What to work on.
All of the material below is to be retyped exactly.

(Figure record extracts)
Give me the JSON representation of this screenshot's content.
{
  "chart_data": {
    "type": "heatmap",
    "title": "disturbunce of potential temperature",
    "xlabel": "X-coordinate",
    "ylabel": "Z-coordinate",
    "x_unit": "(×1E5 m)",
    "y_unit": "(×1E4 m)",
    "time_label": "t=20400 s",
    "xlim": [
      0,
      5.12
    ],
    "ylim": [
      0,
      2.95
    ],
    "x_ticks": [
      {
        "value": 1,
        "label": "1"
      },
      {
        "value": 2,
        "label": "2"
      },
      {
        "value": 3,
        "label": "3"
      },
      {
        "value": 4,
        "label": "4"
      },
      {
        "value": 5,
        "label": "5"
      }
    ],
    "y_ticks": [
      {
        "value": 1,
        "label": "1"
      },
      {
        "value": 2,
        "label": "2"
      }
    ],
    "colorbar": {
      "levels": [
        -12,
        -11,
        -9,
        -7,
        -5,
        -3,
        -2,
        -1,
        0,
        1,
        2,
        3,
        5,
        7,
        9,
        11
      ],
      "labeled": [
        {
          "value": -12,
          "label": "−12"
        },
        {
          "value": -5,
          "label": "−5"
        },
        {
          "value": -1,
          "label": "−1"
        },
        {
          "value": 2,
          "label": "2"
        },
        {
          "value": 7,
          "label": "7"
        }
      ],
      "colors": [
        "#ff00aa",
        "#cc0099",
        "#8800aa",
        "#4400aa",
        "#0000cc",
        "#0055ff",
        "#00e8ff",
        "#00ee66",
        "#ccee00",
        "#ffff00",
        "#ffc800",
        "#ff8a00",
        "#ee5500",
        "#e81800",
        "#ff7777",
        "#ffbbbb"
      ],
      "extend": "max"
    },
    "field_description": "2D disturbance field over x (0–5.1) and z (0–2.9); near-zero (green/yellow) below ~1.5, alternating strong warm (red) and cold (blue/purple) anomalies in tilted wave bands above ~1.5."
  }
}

Reply.
Give me the JSON representation of this screenshot's content.
{
  "chart_data": {
    "type": "heatmap",
    "title": "disturbunce of potential temperature",
    "xlabel": "X-coordinate",
    "ylabel": "Z-coordinate",
    "x_unit": "(×1E5 m)",
    "y_unit": "(×1E4 m)",
    "time_label": "t=20400 s",
    "xlim": [
      0,
      5.12
    ],
    "ylim": [
      0,
      2.95
    ],
    "x_ticks": [
      {
        "value": 1,
        "label": "1"
      },
      {
        "value": 2,
        "label": "2"
      },
      {
        "value": 3,
        "label": "3"
      },
      {
        "value": 4,
        "label": "4"
      },
      {
        "value": 5,
        "label": "5"
      }
    ],
    "y_ticks": [
      {
        "value": 1,
        "label": "1"
      },
      {
        "value": 2,
        "label": "2"
      }
    ],
    "colorbar": {
      "levels": [
        -12,
        -11,
        -9,
        -7,
        -5,
        -3,
        -2,
        -1,
        0,
        1,
        2,
        3,
        5,
        7,
        9,
        11
      ],
      "labeled": [
        {
          "value": -12,
          "label": "−12"
        },
        {
          "value": -5,
          "label": "−5"
        },
        {
          "value": -1,
          "label": "−1"
        },
        {
          "value": 2,
          "label": "2"
        },
        {
          "value": 7,
          "label": "7"
        }
      ],
      "colors": [
        "#ff00aa",
        "#cc0099",
        "#8800aa",
        "#4400aa",
        "#0000cc",
        "#0055ff",
        "#00e8ff",
        "#00ee66",
        "#ccee00",
        "#ffff00",
        "#ffc800",
        "#ff8a00",
        "#ee5500",
        "#e81800",
        "#ff7777",
        "#ffbbbb"
      ],
      "extend": "max"
    },
    "field_description": "2D disturbance field over x (0–5.1) and z (0–2.9); near-zero (green/yellow) below ~1.5, alternating strong warm (red) and cold (blue/purple) anomalies in tilted wave bands above ~1.5."
  }
}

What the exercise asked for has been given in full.